→ **REQUEST**
For each line of the data below that holds "Batalhão", copy the line.

→ **DATA LISTING**
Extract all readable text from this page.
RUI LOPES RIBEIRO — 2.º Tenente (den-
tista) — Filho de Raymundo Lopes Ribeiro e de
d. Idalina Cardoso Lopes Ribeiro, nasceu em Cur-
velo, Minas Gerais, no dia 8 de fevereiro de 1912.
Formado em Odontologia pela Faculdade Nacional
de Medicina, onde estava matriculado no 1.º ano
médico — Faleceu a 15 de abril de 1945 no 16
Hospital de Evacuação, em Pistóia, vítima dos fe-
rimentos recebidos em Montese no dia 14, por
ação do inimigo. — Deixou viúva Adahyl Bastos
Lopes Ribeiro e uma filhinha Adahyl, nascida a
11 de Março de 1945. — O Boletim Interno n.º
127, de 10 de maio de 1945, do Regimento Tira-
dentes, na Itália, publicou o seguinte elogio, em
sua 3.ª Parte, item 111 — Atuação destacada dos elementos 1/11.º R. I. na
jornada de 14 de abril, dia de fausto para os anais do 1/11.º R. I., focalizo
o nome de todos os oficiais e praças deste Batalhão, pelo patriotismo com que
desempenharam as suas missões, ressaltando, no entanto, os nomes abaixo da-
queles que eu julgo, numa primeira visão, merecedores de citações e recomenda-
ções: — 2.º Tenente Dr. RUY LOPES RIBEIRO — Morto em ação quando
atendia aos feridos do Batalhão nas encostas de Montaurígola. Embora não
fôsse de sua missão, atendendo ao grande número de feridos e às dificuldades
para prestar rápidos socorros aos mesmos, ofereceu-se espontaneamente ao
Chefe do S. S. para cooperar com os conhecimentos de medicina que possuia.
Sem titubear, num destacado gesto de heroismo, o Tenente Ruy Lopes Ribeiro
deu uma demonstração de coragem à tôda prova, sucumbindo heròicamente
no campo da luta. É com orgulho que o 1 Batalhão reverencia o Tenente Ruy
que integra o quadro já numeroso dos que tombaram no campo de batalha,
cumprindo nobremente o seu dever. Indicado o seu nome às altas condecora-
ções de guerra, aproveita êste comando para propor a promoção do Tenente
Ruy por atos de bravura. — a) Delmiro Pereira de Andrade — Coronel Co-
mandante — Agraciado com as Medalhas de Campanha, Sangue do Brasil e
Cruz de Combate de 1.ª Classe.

→ **ANSWER TO THE TASK**
o nome de todos os oficiais e praças deste Batalhão, pelo patriotismo com que
atendia aos feridos do Batalhão nas encostas de Montaurígola. Embora não
no campo da luta. É com orgulho que o 1 Batalhão reverencia o Tenente Ruy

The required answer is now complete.